EXERCISE ▸
Transcribe every record that appears below, exactly and in full.

DATA LISTING ▸
* begin *

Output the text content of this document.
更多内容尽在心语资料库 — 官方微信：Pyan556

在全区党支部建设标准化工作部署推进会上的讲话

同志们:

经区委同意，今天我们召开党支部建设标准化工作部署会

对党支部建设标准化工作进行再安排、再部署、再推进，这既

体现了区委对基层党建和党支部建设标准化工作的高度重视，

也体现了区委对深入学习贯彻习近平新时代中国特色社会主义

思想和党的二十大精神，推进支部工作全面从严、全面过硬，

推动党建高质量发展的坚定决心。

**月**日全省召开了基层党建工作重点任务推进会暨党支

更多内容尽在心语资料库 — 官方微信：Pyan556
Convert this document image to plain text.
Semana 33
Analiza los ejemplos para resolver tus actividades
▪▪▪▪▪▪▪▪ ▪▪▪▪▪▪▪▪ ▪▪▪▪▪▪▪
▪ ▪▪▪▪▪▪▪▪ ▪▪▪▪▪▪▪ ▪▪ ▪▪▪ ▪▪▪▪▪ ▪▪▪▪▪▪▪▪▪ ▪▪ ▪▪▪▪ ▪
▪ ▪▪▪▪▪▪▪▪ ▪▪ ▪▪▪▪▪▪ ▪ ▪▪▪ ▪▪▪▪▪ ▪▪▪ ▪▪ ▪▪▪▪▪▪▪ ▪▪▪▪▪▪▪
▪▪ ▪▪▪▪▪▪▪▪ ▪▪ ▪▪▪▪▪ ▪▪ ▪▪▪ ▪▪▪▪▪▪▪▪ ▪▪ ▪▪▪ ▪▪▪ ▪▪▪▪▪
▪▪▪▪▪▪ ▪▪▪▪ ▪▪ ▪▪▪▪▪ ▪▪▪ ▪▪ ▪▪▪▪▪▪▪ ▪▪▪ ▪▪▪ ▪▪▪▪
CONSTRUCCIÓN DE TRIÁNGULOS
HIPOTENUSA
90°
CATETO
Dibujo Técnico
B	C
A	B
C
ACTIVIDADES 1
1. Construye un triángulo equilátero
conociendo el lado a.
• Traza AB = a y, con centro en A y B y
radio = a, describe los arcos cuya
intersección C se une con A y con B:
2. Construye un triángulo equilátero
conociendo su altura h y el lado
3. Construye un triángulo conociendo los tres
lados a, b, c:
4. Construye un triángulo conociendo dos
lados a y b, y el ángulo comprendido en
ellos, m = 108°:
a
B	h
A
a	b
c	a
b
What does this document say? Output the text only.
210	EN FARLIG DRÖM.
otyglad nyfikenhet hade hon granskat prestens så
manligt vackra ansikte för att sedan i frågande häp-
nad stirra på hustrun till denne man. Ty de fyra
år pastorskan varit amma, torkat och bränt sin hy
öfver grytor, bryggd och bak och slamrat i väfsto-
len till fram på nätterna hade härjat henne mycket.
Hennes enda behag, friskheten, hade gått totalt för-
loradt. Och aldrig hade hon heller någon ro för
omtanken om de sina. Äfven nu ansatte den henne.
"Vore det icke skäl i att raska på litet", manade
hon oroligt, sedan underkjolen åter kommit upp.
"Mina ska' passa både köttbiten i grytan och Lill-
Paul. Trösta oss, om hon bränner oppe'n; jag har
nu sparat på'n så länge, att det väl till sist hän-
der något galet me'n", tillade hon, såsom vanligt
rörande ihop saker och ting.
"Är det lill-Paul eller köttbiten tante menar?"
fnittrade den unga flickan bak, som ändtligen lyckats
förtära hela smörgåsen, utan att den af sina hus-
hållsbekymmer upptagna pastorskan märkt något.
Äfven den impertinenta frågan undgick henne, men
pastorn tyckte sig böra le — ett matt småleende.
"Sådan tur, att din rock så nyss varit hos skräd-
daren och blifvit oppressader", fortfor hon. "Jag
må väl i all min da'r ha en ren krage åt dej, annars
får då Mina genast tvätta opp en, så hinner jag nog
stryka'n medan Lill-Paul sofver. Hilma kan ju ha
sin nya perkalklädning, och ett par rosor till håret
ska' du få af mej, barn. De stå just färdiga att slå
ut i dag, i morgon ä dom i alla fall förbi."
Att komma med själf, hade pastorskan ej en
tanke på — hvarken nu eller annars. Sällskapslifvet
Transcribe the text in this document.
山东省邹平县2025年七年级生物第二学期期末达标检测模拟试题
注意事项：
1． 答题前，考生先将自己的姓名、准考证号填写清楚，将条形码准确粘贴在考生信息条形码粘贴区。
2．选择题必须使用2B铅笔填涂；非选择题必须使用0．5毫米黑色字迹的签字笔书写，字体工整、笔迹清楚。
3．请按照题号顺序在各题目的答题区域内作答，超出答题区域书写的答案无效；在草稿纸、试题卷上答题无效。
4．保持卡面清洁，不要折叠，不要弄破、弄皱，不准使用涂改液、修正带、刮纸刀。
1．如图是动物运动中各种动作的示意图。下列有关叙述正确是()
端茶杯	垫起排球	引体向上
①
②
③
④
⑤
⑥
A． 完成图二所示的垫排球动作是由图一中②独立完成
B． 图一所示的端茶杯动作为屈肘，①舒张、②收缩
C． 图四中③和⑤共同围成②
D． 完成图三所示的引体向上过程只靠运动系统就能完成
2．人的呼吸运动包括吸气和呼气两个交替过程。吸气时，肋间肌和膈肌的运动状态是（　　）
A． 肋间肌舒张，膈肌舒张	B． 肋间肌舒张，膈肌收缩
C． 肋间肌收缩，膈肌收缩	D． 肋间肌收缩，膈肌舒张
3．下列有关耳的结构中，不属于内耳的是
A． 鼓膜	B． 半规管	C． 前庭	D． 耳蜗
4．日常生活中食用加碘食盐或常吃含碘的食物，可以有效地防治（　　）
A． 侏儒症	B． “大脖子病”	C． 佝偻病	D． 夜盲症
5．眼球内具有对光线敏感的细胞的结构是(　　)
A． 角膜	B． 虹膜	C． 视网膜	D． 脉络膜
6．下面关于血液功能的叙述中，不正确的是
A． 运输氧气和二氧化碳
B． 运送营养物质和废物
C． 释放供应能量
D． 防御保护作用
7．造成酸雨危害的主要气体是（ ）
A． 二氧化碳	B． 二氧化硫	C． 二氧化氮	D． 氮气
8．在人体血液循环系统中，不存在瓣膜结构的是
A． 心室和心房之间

* end *

RESULT ▸
Output the text content of this document.
更多内容尽在心语资料库 — 官方微信：Pyan556

在全区党支部建设标准化工作部署推进会上的讲话

同志们:

经区委同意，今天我们召开党支部建设标准化工作部署会

对党支部建设标准化工作进行再安排、再部署、再推进，这既

体现了区委对基层党建和党支部建设标准化工作的高度重视，

也体现了区委对深入学习贯彻习近平新时代中国特色社会主义

思想和党的二十大精神，推进支部工作全面从严、全面过硬，

推动党建高质量发展的坚定决心。

**月**日全省召开了基层党建工作重点任务推进会暨党支

更多内容尽在心语资料库 — 官方微信：Pyan556
Convert this document image to plain text.
Semana 33
Analiza los ejemplos para resolver tus actividades
▪▪▪▪▪▪▪▪ ▪▪▪▪▪▪▪▪ ▪▪▪▪▪▪▪
▪ ▪▪▪▪▪▪▪▪ ▪▪▪▪▪▪▪ ▪▪ ▪▪▪ ▪▪▪▪▪ ▪▪▪▪▪▪▪▪▪ ▪▪ ▪▪▪▪ ▪
▪ ▪▪▪▪▪▪▪▪ ▪▪ ▪▪▪▪▪▪ ▪ ▪▪▪ ▪▪▪▪▪ ▪▪▪ ▪▪ ▪▪▪▪▪▪▪ ▪▪▪▪▪▪▪
▪▪ ▪▪▪▪▪▪▪▪ ▪▪ ▪▪▪▪▪ ▪▪ ▪▪▪ ▪▪▪▪▪▪▪▪ ▪▪ ▪▪▪ ▪▪▪ ▪▪▪▪▪
▪▪▪▪▪▪ ▪▪▪▪ ▪▪ ▪▪▪▪▪ ▪▪▪ ▪▪ ▪▪▪▪▪▪▪ ▪▪▪ ▪▪▪ ▪▪▪▪
CONSTRUCCIÓN DE TRIÁNGULOS
HIPOTENUSA
90°
CATETO
Dibujo Técnico
B	C
A	B
C
ACTIVIDADES 1
1. Construye un triángulo equilátero
conociendo el lado a.
• Traza AB = a y, con centro en A y B y
radio = a, describe los arcos cuya
intersección C se une con A y con B:
2. Construye un triángulo equilátero
conociendo su altura h y el lado
3. Construye un triángulo conociendo los tres
lados a, b, c:
4. Construye un triángulo conociendo dos
lados a y b, y el ángulo comprendido en
ellos, m = 108°:
a
B	h
A
a	b
c	a
b
What does this document say? Output the text only.
210	EN FARLIG DRÖM.
otyglad nyfikenhet hade hon granskat prestens så
manligt vackra ansikte för att sedan i frågande häp-
nad stirra på hustrun till denne man. Ty de fyra
år pastorskan varit amma, torkat och bränt sin hy
öfver grytor, bryggd och bak och slamrat i väfsto-
len till fram på nätterna hade härjat henne mycket.
Hennes enda behag, friskheten, hade gått totalt för-
loradt. Och aldrig hade hon heller någon ro för
omtanken om de sina. Äfven nu ansatte den henne.
"Vore det icke skäl i att raska på litet", manade
hon oroligt, sedan underkjolen åter kommit upp.
"Mina ska' passa både köttbiten i grytan och Lill-
Paul. Trösta oss, om hon bränner oppe'n; jag har
nu sparat på'n så länge, att det väl till sist hän-
der något galet me'n", tillade hon, såsom vanligt
rörande ihop saker och ting.
"Är det lill-Paul eller köttbiten tante menar?"
fnittrade den unga flickan bak, som ändtligen lyckats
förtära hela smörgåsen, utan att den af sina hus-
hållsbekymmer upptagna pastorskan märkt något.
Äfven den impertinenta frågan undgick henne, men
pastorn tyckte sig böra le — ett matt småleende.
"Sådan tur, att din rock så nyss varit hos skräd-
daren och blifvit oppressader", fortfor hon. "Jag
må väl i all min da'r ha en ren krage åt dej, annars
får då Mina genast tvätta opp en, så hinner jag nog
stryka'n medan Lill-Paul sofver. Hilma kan ju ha
sin nya perkalklädning, och ett par rosor till håret
ska' du få af mej, barn. De stå just färdiga att slå
ut i dag, i morgon ä dom i alla fall förbi."
Att komma med själf, hade pastorskan ej en
tanke på — hvarken nu eller annars. Sällskapslifvet
Transcribe the text in this document.
山东省邹平县2025年七年级生物第二学期期末达标检测模拟试题
注意事项：
1． 答题前，考生先将自己的姓名、准考证号填写清楚，将条形码准确粘贴在考生信息条形码粘贴区。
2．选择题必须使用2B铅笔填涂；非选择题必须使用0．5毫米黑色字迹的签字笔书写，字体工整、笔迹清楚。
3．请按照题号顺序在各题目的答题区域内作答，超出答题区域书写的答案无效；在草稿纸、试题卷上答题无效。
4．保持卡面清洁，不要折叠，不要弄破、弄皱，不准使用涂改液、修正带、刮纸刀。
1．如图是动物运动中各种动作的示意图。下列有关叙述正确是()
端茶杯	垫起排球	引体向上
①
②
③
④
⑤
⑥
A． 完成图二所示的垫排球动作是由图一中②独立完成
B． 图一所示的端茶杯动作为屈肘，①舒张、②收缩
C． 图四中③和⑤共同围成②
D． 完成图三所示的引体向上过程只靠运动系统就能完成
2．人的呼吸运动包括吸气和呼气两个交替过程。吸气时，肋间肌和膈肌的运动状态是（　　）
A． 肋间肌舒张，膈肌舒张	B． 肋间肌舒张，膈肌收缩
C． 肋间肌收缩，膈肌收缩	D． 肋间肌收缩，膈肌舒张
3．下列有关耳的结构中，不属于内耳的是
A． 鼓膜	B． 半规管	C． 前庭	D． 耳蜗
4．日常生活中食用加碘食盐或常吃含碘的食物，可以有效地防治（　　）
A． 侏儒症	B． “大脖子病”	C． 佝偻病	D． 夜盲症
5．眼球内具有对光线敏感的细胞的结构是(　　)
A． 角膜	B． 虹膜	C． 视网膜	D． 脉络膜
6．下面关于血液功能的叙述中，不正确的是
A． 运输氧气和二氧化碳
B． 运送营养物质和废物
C． 释放供应能量
D． 防御保护作用
7．造成酸雨危害的主要气体是（ ）
A． 二氧化碳	B． 二氧化硫	C． 二氧化氮	D． 氮气
8．在人体血液循环系统中，不存在瓣膜结构的是
A． 心室和心房之间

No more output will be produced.